[begin Records]

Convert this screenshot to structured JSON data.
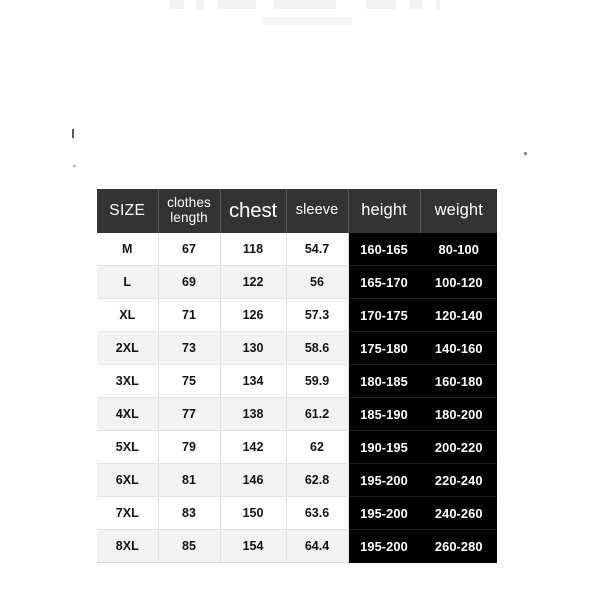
{
  "page": {
    "background_color": "#ffffff",
    "header_bg_color": "#333333",
    "dark_cell_bg_color": "#000000",
    "alt_row_bg_color": "#f2f2f2"
  },
  "table": {
    "headers": [
      {
        "key": "size",
        "label": "SIZE",
        "lines": [
          "SIZE"
        ]
      },
      {
        "key": "length",
        "label": "clothes length",
        "lines": [
          "clothes",
          "length"
        ]
      },
      {
        "key": "chest",
        "label": "chest",
        "lines": [
          "chest"
        ]
      },
      {
        "key": "sleeve",
        "label": "sleeve",
        "lines": [
          "sleeve"
        ]
      },
      {
        "key": "height",
        "label": "height",
        "lines": [
          "height"
        ]
      },
      {
        "key": "weight",
        "label": "weight",
        "lines": [
          "weight"
        ]
      }
    ],
    "rows": [
      {
        "size": "M",
        "length": "67",
        "chest": "118",
        "sleeve": "54.7",
        "height": "160-165",
        "weight": "80-100"
      },
      {
        "size": "L",
        "length": "69",
        "chest": "122",
        "sleeve": "56",
        "height": "165-170",
        "weight": "100-120"
      },
      {
        "size": "XL",
        "length": "71",
        "chest": "126",
        "sleeve": "57.3",
        "height": "170-175",
        "weight": "120-140"
      },
      {
        "size": "2XL",
        "length": "73",
        "chest": "130",
        "sleeve": "58.6",
        "height": "175-180",
        "weight": "140-160"
      },
      {
        "size": "3XL",
        "length": "75",
        "chest": "134",
        "sleeve": "59.9",
        "height": "180-185",
        "weight": "160-180"
      },
      {
        "size": "4XL",
        "length": "77",
        "chest": "138",
        "sleeve": "61.2",
        "height": "185-190",
        "weight": "180-200"
      },
      {
        "size": "5XL",
        "length": "79",
        "chest": "142",
        "sleeve": "62",
        "height": "190-195",
        "weight": "200-220"
      },
      {
        "size": "6XL",
        "length": "81",
        "chest": "146",
        "sleeve": "62.8",
        "height": "195-200",
        "weight": "220-240"
      },
      {
        "size": "7XL",
        "length": "83",
        "chest": "150",
        "sleeve": "63.6",
        "height": "195-200",
        "weight": "240-260"
      },
      {
        "size": "8XL",
        "length": "85",
        "chest": "154",
        "sleeve": "64.4",
        "height": "195-200",
        "weight": "260-280"
      }
    ]
  }
}
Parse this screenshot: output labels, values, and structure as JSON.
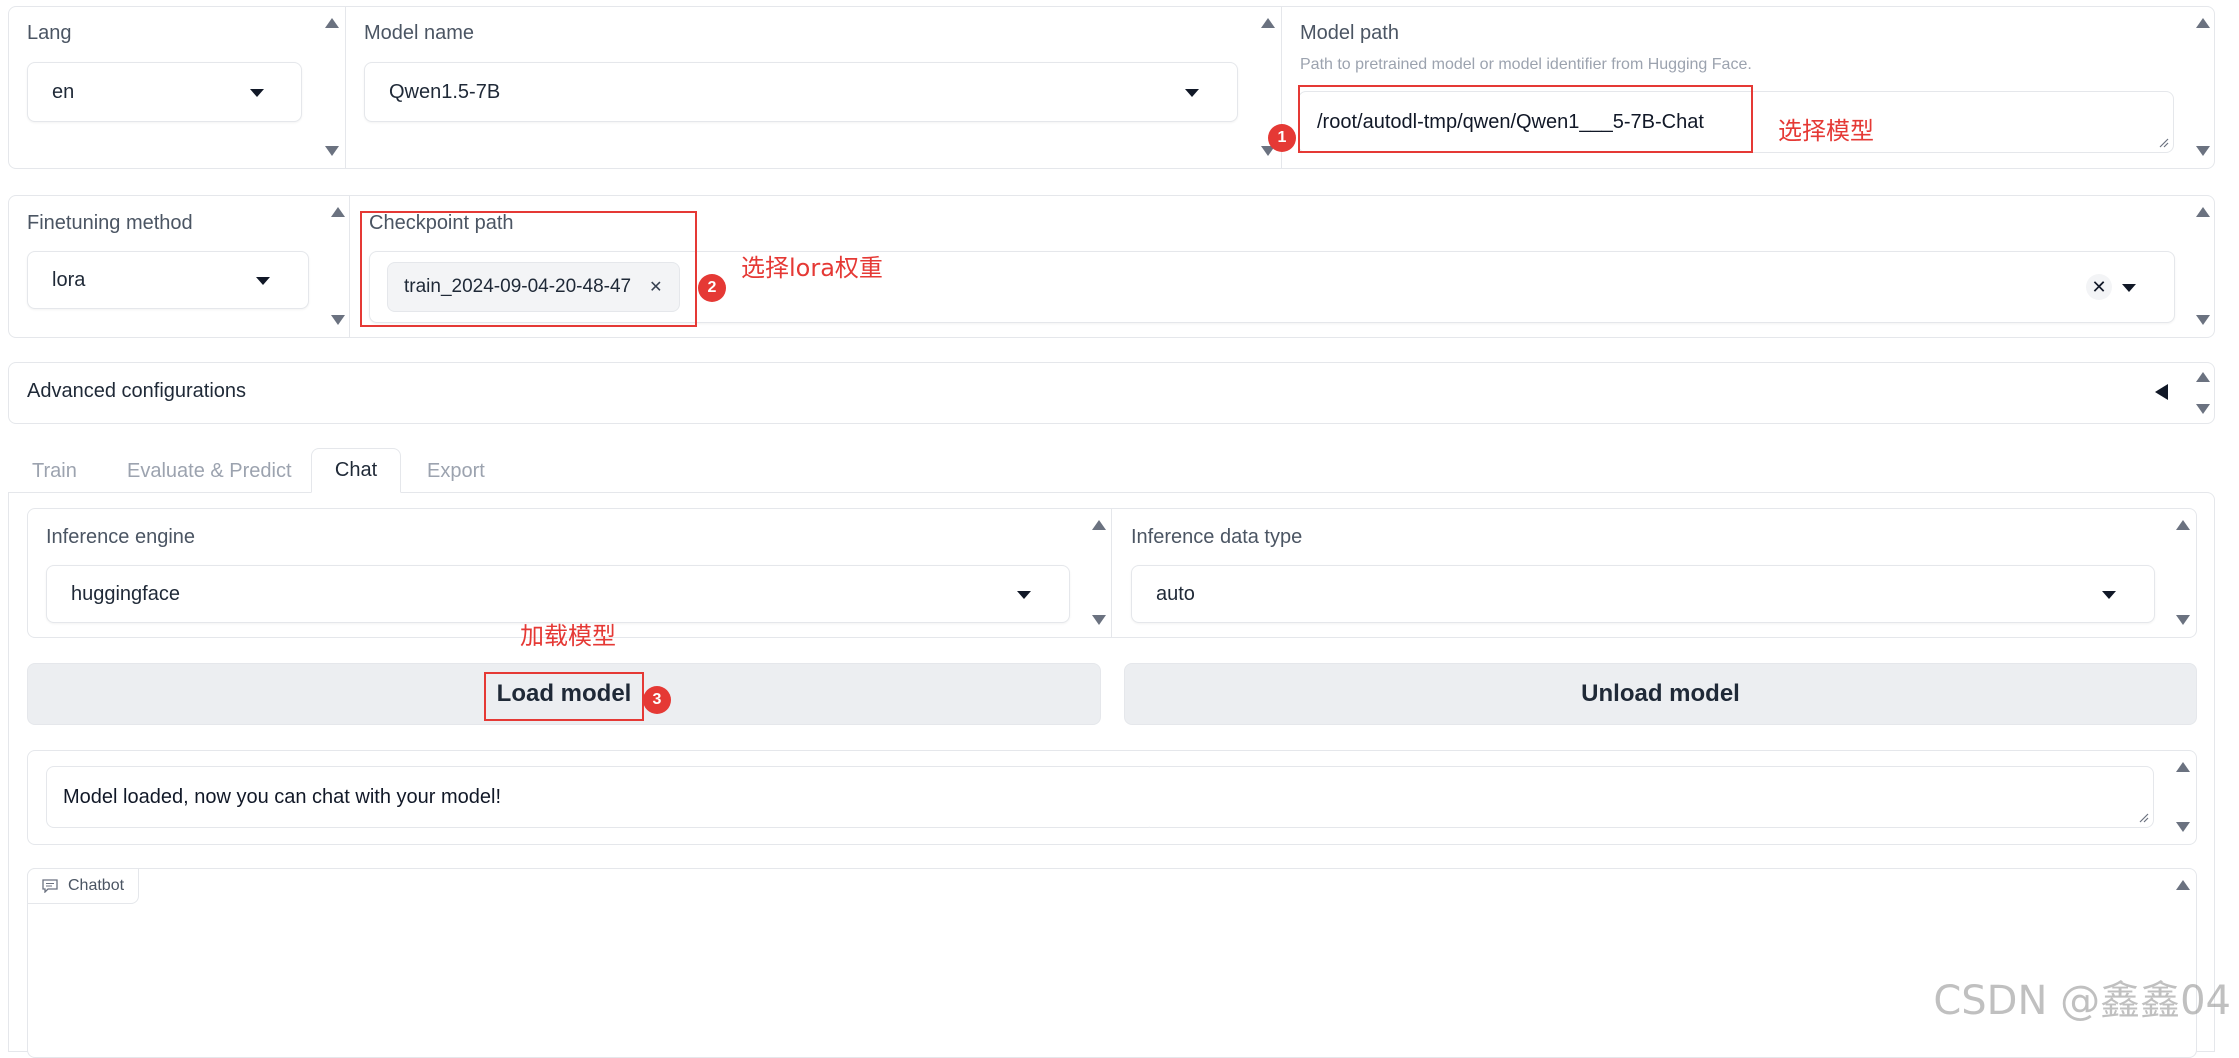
{
  "top_row": {
    "lang": {
      "label": "Lang",
      "value": "en"
    },
    "model_name": {
      "label": "Model name",
      "value": "Qwen1.5-7B"
    },
    "model_path": {
      "label": "Model path",
      "info": "Path to pretrained model or model identifier from Hugging Face.",
      "value": "/root/autodl-tmp/qwen/Qwen1___5-7B-Chat"
    }
  },
  "second_row": {
    "finetuning_method": {
      "label": "Finetuning method",
      "value": "lora"
    },
    "checkpoint_path": {
      "label": "Checkpoint path",
      "chips": [
        "train_2024-09-04-20-48-47"
      ]
    }
  },
  "advanced": {
    "label": "Advanced configurations"
  },
  "tabs": [
    {
      "label": "Train",
      "active": false
    },
    {
      "label": "Evaluate & Predict",
      "active": false
    },
    {
      "label": "Chat",
      "active": true
    },
    {
      "label": "Export",
      "active": false
    }
  ],
  "chat": {
    "inference_engine": {
      "label": "Inference engine",
      "value": "huggingface"
    },
    "inference_dtype": {
      "label": "Inference data type",
      "value": "auto"
    },
    "load_button": "Load model",
    "unload_button": "Unload model",
    "info_box": "Model loaded, now you can chat with your model!",
    "chatbot_label": "Chatbot"
  },
  "annotations": {
    "a1": {
      "badge": "1",
      "text": "选择模型"
    },
    "a2": {
      "badge": "2",
      "text": "选择lora权重"
    },
    "a3": {
      "badge": "3",
      "text": "加载模型"
    }
  },
  "watermark": "CSDN @鑫鑫04",
  "colors": {
    "annotation_red": "#e53935",
    "button_bg": "#eceef1",
    "border": "#e5e7eb"
  }
}
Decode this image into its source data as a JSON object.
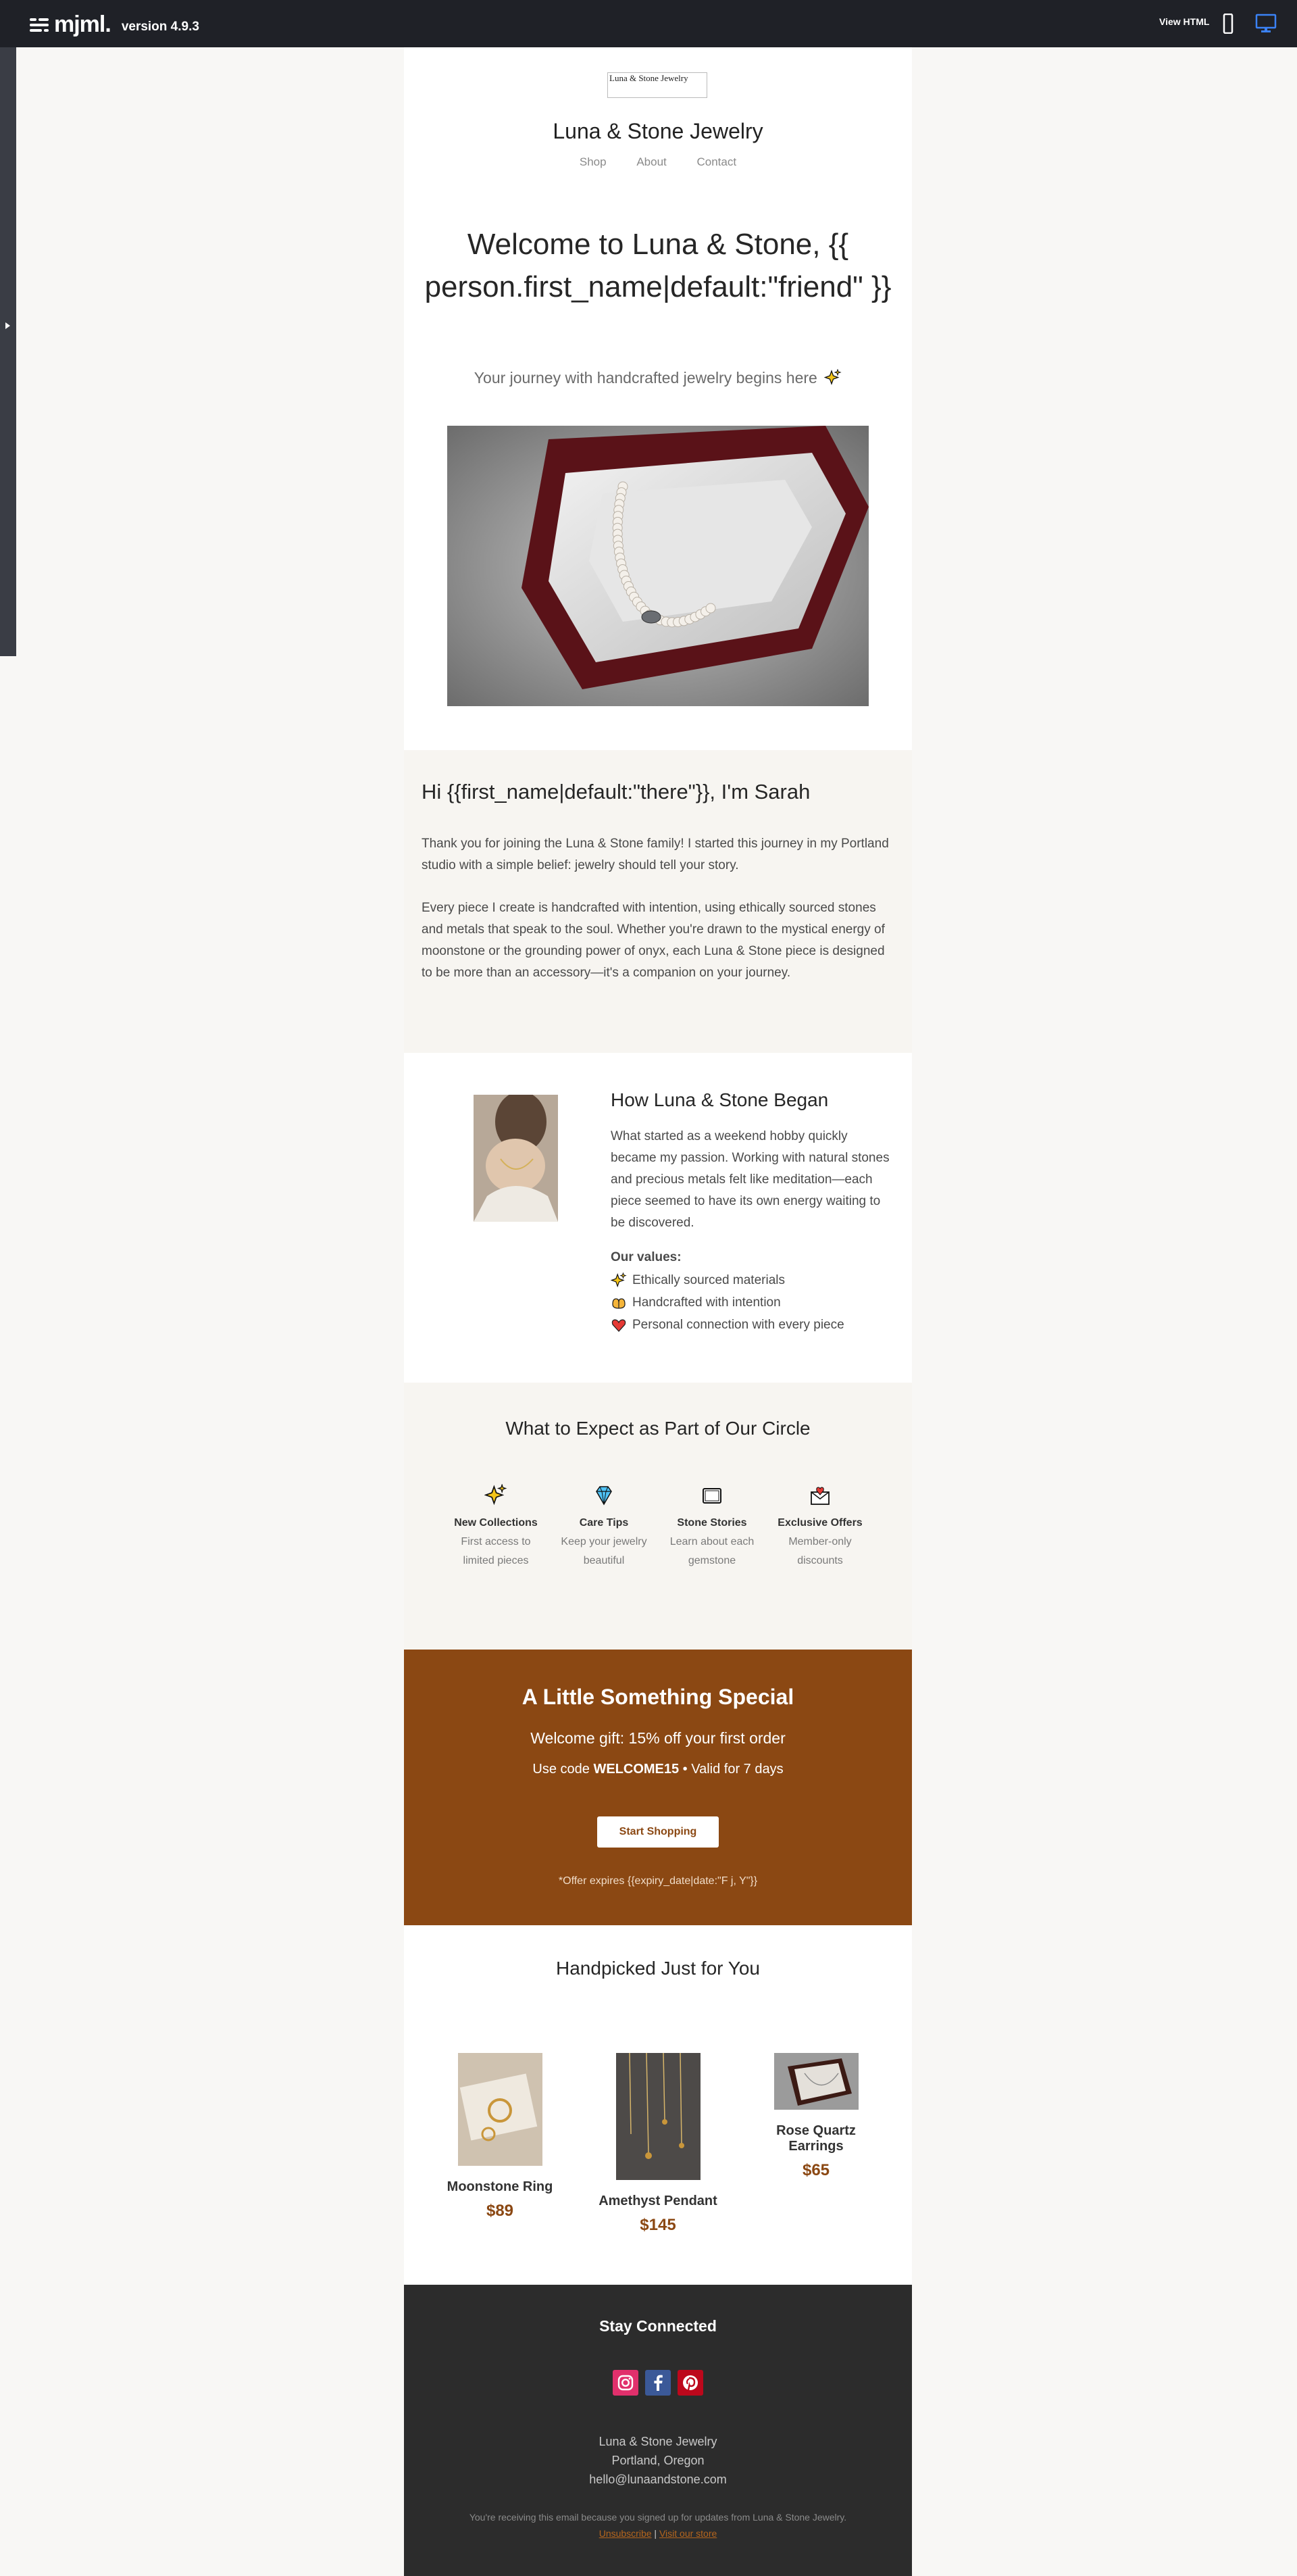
{
  "app": {
    "logo_text": "mjml.",
    "version": "version 4.9.3",
    "view_html": "View HTML"
  },
  "header": {
    "logo_alt": "Luna & Stone Jewelry",
    "brand": "Luna & Stone Jewelry",
    "nav": [
      "Shop",
      "About",
      "Contact"
    ],
    "welcome": "Welcome to Luna & Stone, {{ person.first_name|default:\"friend\" }}",
    "tagline": "Your journey with handcrafted jewelry begins here"
  },
  "intro": {
    "heading": "Hi {{first_name|default:\"there\"}}, I'm Sarah",
    "p1": "Thank you for joining the Luna & Stone family! I started this journey in my Portland studio with a simple belief: jewelry should tell your story.",
    "p2": "Every piece I create is handcrafted with intention, using ethically sourced stones and metals that speak to the soul. Whether you're drawn to the mystical energy of moonstone or the grounding power of onyx, each Luna & Stone piece is designed to be more than an accessory—it's a companion on your journey."
  },
  "story": {
    "heading": "How Luna & Stone Began",
    "body": "What started as a weekend hobby quickly became my passion. Working with natural stones and precious metals felt like meditation—each piece seemed to have its own energy waiting to be discovered.",
    "values_title": "Our values:",
    "values": [
      "Ethically sourced materials",
      "Handcrafted with intention",
      "Personal connection with every piece"
    ]
  },
  "circle": {
    "heading": "What to Expect as Part of Our Circle",
    "perks": [
      {
        "title": "New Collections",
        "desc": "First access to limited pieces",
        "icon": "sparkles-icon"
      },
      {
        "title": "Care Tips",
        "desc": "Keep your jewelry beautiful",
        "icon": "gem-icon"
      },
      {
        "title": "Stone Stories",
        "desc": "Learn about each gemstone",
        "icon": "book-icon"
      },
      {
        "title": "Exclusive Offers",
        "desc": "Member-only discounts",
        "icon": "envelope-heart-icon"
      }
    ]
  },
  "promo": {
    "heading": "A Little Something Special",
    "gift": "Welcome gift: 15% off your first order",
    "code_prefix": "Use code ",
    "code": "WELCOME15",
    "code_suffix": " • Valid for 7 days",
    "button": "Start Shopping",
    "fine": "*Offer expires {{expiry_date|date:\"F j, Y\"}}"
  },
  "picks": {
    "heading": "Handpicked Just for You",
    "products": [
      {
        "name": "Moonstone Ring",
        "price": "$89"
      },
      {
        "name": "Amethyst Pendant",
        "price": "$145"
      },
      {
        "name": "Rose Quartz Earrings",
        "price": "$65"
      }
    ]
  },
  "footer": {
    "heading": "Stay Connected",
    "company": "Luna & Stone Jewelry",
    "city": "Portland, Oregon",
    "email": "hello@lunaandstone.com",
    "notice": "You're receiving this email because you signed up for updates from Luna & Stone Jewelry.",
    "unsubscribe": "Unsubscribe",
    "separator": "|",
    "visit": "Visit our store"
  },
  "colors": {
    "topbar": "#1f2127",
    "accent": "#8b4813",
    "cream": "#f7f5f1",
    "footer": "#2c2c2c",
    "desktop_active": "#3b82f6"
  }
}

[end Records]

— What is required —
Identify the lines in the records above that contain the word "each", then state how many there are and nothing more.

— Response to this exercise —
3